__Supplied records__

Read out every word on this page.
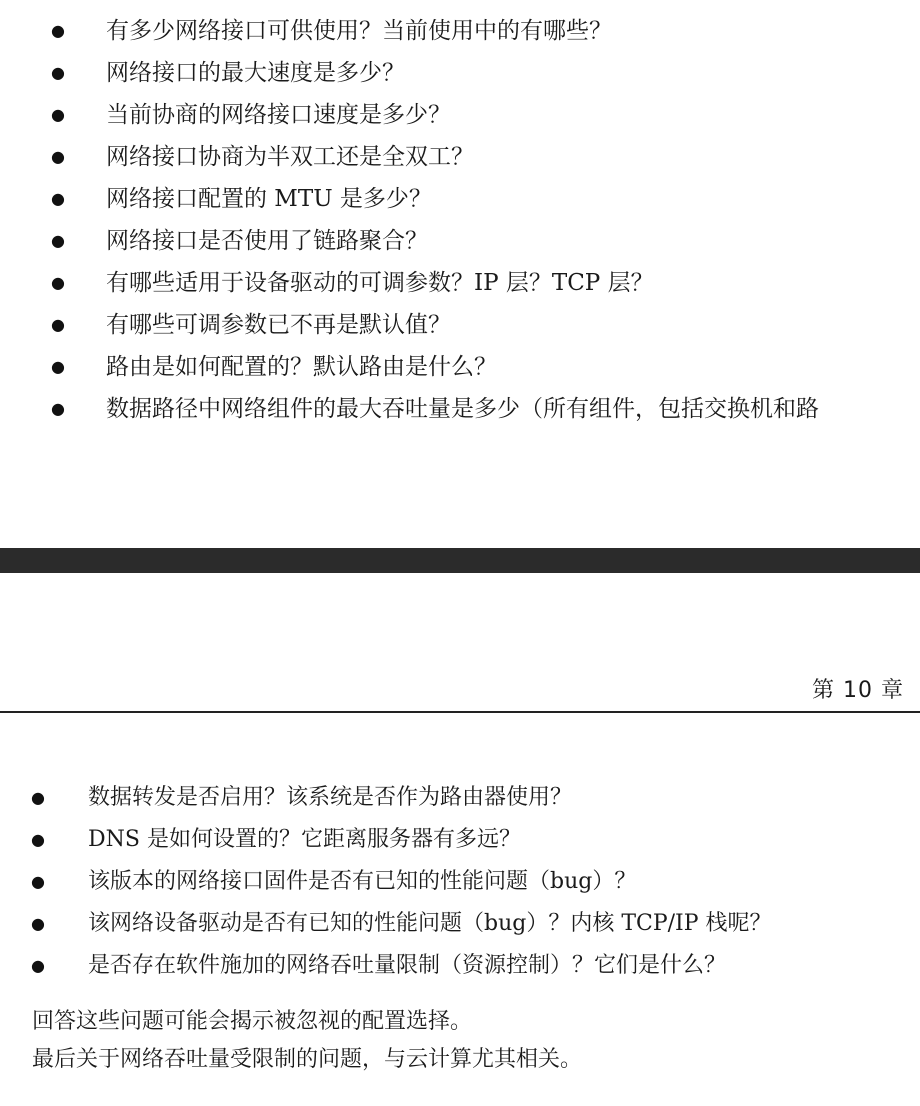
● 有多少网络接口可供使用？当前使用中的有哪些？
● 网络接口的最大速度是多少？
● 当前协商的网络接口速度是多少？
● 网络接口协商为半双工还是全双工？
● 网络接口配置的 MTU 是多少？
● 网络接口是否使用了链路聚合？
● 有哪些适用于设备驱动的可调参数？IP 层？TCP 层？
● 有哪些可调参数已不再是默认值？
● 路由是如何配置的？默认路由是什么？
● 数据路径中网络组件的最大吞吐量是多少（所有组件，包括交换机和路
第 10 章
● 数据转发是否启用？该系统是否作为路由器使用？
● DNS 是如何设置的？它距离服务器有多远？
● 该版本的网络接口固件是否有已知的性能问题（bug）？
● 该网络设备驱动是否有已知的性能问题（bug）？内核 TCP/IP 栈呢？
● 是否存在软件施加的网络吞吐量限制（资源控制）？它们是什么？

回答这些问题可能会揭示被忽视的配置选择。

最后关于网络吞吐量受限制的问题，与云计算尤其相关。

__Requirements__
Without the images, write out each line of the data verbatim.

__Correct answer__
Read out every word on this page.
● 有多少网络接口可供使用？当前使用中的有哪些？
● 网络接口的最大速度是多少？
● 当前协商的网络接口速度是多少？
● 网络接口协商为半双工还是全双工？
● 网络接口配置的 MTU 是多少？
● 网络接口是否使用了链路聚合？
● 有哪些适用于设备驱动的可调参数？IP 层？TCP 层？
● 有哪些可调参数已不再是默认值？
● 路由是如何配置的？默认路由是什么？
● 数据路径中网络组件的最大吞吐量是多少（所有组件，包括交换机和路
第 10 章
● 数据转发是否启用？该系统是否作为路由器使用？
● DNS 是如何设置的？它距离服务器有多远？
● 该版本的网络接口固件是否有已知的性能问题（bug）？
● 该网络设备驱动是否有已知的性能问题（bug）？内核 TCP/IP 栈呢？
● 是否存在软件施加的网络吞吐量限制（资源控制）？它们是什么？

回答这些问题可能会揭示被忽视的配置选择。

最后关于网络吞吐量受限制的问题，与云计算尤其相关。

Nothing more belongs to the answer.